- **PROMPT**:
Retype every line of the entries below without changing anything, and leave out the pictures.

● ● ●

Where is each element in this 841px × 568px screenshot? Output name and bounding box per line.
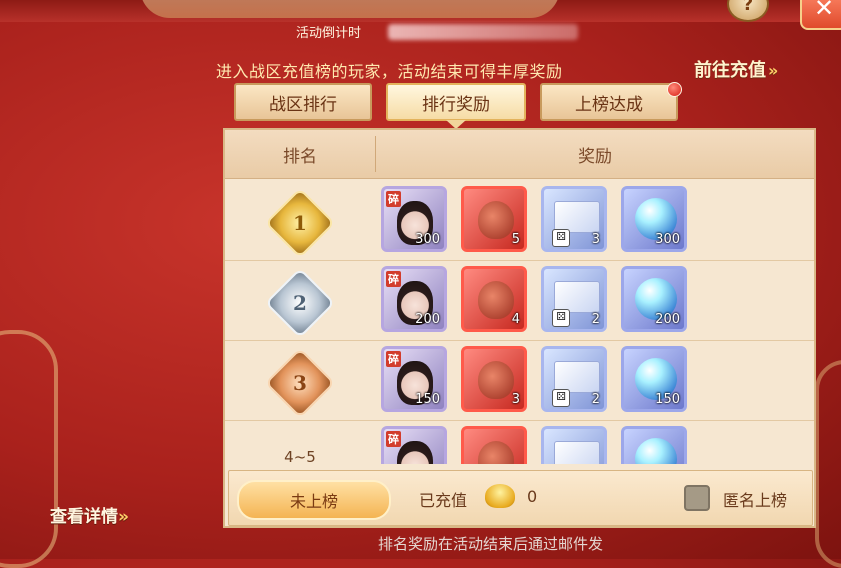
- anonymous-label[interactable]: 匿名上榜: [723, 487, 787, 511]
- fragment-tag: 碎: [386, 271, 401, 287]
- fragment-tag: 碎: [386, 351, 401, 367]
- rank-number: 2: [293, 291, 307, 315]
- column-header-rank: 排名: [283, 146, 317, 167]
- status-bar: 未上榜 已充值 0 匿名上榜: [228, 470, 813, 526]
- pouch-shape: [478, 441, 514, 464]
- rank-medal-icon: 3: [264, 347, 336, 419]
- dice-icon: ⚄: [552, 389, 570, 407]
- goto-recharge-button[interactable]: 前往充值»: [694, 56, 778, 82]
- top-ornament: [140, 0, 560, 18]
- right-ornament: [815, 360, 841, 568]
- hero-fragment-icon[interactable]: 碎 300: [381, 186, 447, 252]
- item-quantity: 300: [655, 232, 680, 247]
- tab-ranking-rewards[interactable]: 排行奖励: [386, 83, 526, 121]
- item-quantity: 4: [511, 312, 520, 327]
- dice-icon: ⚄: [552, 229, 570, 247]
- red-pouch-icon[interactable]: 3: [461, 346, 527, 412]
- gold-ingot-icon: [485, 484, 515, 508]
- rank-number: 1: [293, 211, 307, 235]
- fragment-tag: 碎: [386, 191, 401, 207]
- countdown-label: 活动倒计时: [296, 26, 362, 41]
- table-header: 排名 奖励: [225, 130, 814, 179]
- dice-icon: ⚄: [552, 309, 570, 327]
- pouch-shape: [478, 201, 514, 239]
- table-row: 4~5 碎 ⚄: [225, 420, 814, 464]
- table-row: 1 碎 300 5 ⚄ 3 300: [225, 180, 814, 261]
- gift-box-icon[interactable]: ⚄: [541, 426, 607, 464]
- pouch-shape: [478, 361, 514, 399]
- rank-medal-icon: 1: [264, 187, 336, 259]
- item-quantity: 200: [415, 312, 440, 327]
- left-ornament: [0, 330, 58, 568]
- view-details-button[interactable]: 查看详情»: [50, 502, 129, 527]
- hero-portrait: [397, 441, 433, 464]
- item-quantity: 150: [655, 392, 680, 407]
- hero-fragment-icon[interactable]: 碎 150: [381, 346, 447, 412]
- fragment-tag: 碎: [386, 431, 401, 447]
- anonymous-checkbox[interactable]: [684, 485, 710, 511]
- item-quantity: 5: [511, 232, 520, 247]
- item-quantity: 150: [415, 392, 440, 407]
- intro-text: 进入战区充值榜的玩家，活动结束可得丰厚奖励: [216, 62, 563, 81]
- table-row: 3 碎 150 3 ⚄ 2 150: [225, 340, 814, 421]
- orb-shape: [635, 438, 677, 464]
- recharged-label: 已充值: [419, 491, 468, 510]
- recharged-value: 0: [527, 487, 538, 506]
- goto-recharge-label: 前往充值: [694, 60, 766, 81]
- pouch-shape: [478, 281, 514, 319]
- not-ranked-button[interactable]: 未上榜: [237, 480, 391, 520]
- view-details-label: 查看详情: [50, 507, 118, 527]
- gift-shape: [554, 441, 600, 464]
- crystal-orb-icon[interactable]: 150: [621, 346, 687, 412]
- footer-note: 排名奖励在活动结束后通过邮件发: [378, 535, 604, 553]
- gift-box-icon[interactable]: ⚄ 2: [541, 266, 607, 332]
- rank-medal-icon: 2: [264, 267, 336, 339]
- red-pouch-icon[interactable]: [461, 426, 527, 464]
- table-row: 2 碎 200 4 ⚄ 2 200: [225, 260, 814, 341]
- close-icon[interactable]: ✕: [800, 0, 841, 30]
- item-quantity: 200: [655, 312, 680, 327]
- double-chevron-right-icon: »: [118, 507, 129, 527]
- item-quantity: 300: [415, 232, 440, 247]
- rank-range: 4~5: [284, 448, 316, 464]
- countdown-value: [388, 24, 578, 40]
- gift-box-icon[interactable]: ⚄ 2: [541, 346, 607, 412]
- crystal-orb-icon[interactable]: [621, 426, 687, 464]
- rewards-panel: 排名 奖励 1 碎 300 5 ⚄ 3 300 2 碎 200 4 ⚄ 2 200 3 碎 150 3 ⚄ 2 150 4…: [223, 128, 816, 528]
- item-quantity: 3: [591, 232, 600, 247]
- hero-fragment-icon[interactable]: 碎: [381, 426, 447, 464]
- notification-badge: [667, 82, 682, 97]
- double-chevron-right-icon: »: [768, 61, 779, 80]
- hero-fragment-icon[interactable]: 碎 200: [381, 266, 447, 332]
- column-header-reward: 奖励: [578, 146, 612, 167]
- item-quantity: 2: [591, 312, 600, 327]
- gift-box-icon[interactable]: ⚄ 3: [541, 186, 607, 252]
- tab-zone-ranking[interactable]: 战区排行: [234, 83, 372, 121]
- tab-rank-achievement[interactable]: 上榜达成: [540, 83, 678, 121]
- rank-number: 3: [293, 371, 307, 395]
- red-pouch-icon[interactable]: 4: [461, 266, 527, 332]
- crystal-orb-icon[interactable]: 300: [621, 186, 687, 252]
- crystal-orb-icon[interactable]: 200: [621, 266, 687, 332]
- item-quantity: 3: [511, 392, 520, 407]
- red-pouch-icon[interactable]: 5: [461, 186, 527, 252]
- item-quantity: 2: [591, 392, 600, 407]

● ● ●

- **FULL OUTPUT**:
Where is each element in this 841px × 568px screenshot? Output name and bounding box per line.
- anonymous-label[interactable]: 匿名上榜: [723, 487, 787, 511]
- fragment-tag: 碎: [386, 271, 401, 287]
- fragment-tag: 碎: [386, 351, 401, 367]
- rank-number: 2: [293, 291, 307, 315]
- column-header-rank: 排名: [283, 146, 317, 167]
- status-bar: 未上榜 已充值 0 匿名上榜: [228, 470, 813, 526]
- pouch-shape: [478, 441, 514, 464]
- rank-medal-icon: 3: [264, 347, 336, 419]
- dice-icon: ⚄: [552, 389, 570, 407]
- goto-recharge-button[interactable]: 前往充值»: [694, 56, 778, 82]
- top-ornament: [140, 0, 560, 18]
- right-ornament: [815, 360, 841, 568]
- hero-fragment-icon[interactable]: 碎 300: [381, 186, 447, 252]
- item-quantity: 300: [655, 232, 680, 247]
- tab-ranking-rewards[interactable]: 排行奖励: [386, 83, 526, 121]
- item-quantity: 4: [511, 312, 520, 327]
- dice-icon: ⚄: [552, 229, 570, 247]
- red-pouch-icon[interactable]: 3: [461, 346, 527, 412]
- gold-ingot-icon: [485, 484, 515, 508]
- rank-number: 1: [293, 211, 307, 235]
- fragment-tag: 碎: [386, 191, 401, 207]
- countdown-label: 活动倒计时: [296, 26, 362, 41]
- table-header: 排名 奖励: [225, 130, 814, 179]
- dice-icon: ⚄: [552, 309, 570, 327]
- pouch-shape: [478, 201, 514, 239]
- table-row: 4~5 碎 ⚄: [225, 420, 814, 464]
- table-row: 1 碎 300 5 ⚄ 3 300: [225, 180, 814, 261]
- gift-box-icon[interactable]: ⚄: [541, 426, 607, 464]
- pouch-shape: [478, 361, 514, 399]
- rank-medal-icon: 1: [264, 187, 336, 259]
- item-quantity: 200: [415, 312, 440, 327]
- left-ornament: [0, 330, 58, 568]
- view-details-button[interactable]: 查看详情»: [50, 502, 129, 527]
- hero-portrait: [397, 441, 433, 464]
- item-quantity: 150: [655, 392, 680, 407]
- hero-fragment-icon[interactable]: 碎 150: [381, 346, 447, 412]
- fragment-tag: 碎: [386, 431, 401, 447]
- anonymous-checkbox[interactable]: [684, 485, 710, 511]
- item-quantity: 5: [511, 232, 520, 247]
- item-quantity: 150: [415, 392, 440, 407]
- intro-text: 进入战区充值榜的玩家，活动结束可得丰厚奖励: [216, 62, 563, 81]
- table-row: 3 碎 150 3 ⚄ 2 150: [225, 340, 814, 421]
- orb-shape: [635, 438, 677, 464]
- recharged-label: 已充值: [419, 491, 468, 510]
- recharged-value: 0: [527, 487, 538, 506]
- goto-recharge-label: 前往充值: [694, 60, 766, 81]
- pouch-shape: [478, 281, 514, 319]
- not-ranked-button[interactable]: 未上榜: [237, 480, 391, 520]
- view-details-label: 查看详情: [50, 507, 118, 527]
- gift-shape: [554, 441, 600, 464]
- crystal-orb-icon[interactable]: 150: [621, 346, 687, 412]
- footer-note: 排名奖励在活动结束后通过邮件发: [378, 535, 604, 553]
- gift-box-icon[interactable]: ⚄ 2: [541, 266, 607, 332]
- rank-medal-icon: 2: [264, 267, 336, 339]
- red-pouch-icon[interactable]: [461, 426, 527, 464]
- table-row: 2 碎 200 4 ⚄ 2 200: [225, 260, 814, 341]
- close-icon[interactable]: ✕: [800, 0, 841, 30]
- item-quantity: 200: [655, 312, 680, 327]
- double-chevron-right-icon: »: [118, 507, 129, 527]
- item-quantity: 300: [415, 232, 440, 247]
- rank-range: 4~5: [284, 448, 316, 464]
- countdown-value: [388, 24, 578, 40]
- gift-box-icon[interactable]: ⚄ 2: [541, 346, 607, 412]
- crystal-orb-icon[interactable]: [621, 426, 687, 464]
- rewards-panel: 排名 奖励 1 碎 300 5 ⚄ 3 300 2 碎 200 4 ⚄ 2 200 3 碎 150 3 ⚄ 2 150 4…: [223, 128, 816, 528]
- item-quantity: 3: [591, 232, 600, 247]
- hero-fragment-icon[interactable]: 碎: [381, 426, 447, 464]
- notification-badge: [667, 82, 682, 97]
- double-chevron-right-icon: »: [768, 61, 779, 80]
- hero-fragment-icon[interactable]: 碎 200: [381, 266, 447, 332]
- column-header-reward: 奖励: [578, 146, 612, 167]
- item-quantity: 2: [591, 312, 600, 327]
- gift-box-icon[interactable]: ⚄ 3: [541, 186, 607, 252]
- tab-zone-ranking[interactable]: 战区排行: [234, 83, 372, 121]
- tab-rank-achievement[interactable]: 上榜达成: [540, 83, 678, 121]
- rank-number: 3: [293, 371, 307, 395]
- red-pouch-icon[interactable]: 4: [461, 266, 527, 332]
- crystal-orb-icon[interactable]: 300: [621, 186, 687, 252]
- crystal-orb-icon[interactable]: 200: [621, 266, 687, 332]
- item-quantity: 3: [511, 392, 520, 407]
- red-pouch-icon[interactable]: 5: [461, 186, 527, 252]
- item-quantity: 2: [591, 392, 600, 407]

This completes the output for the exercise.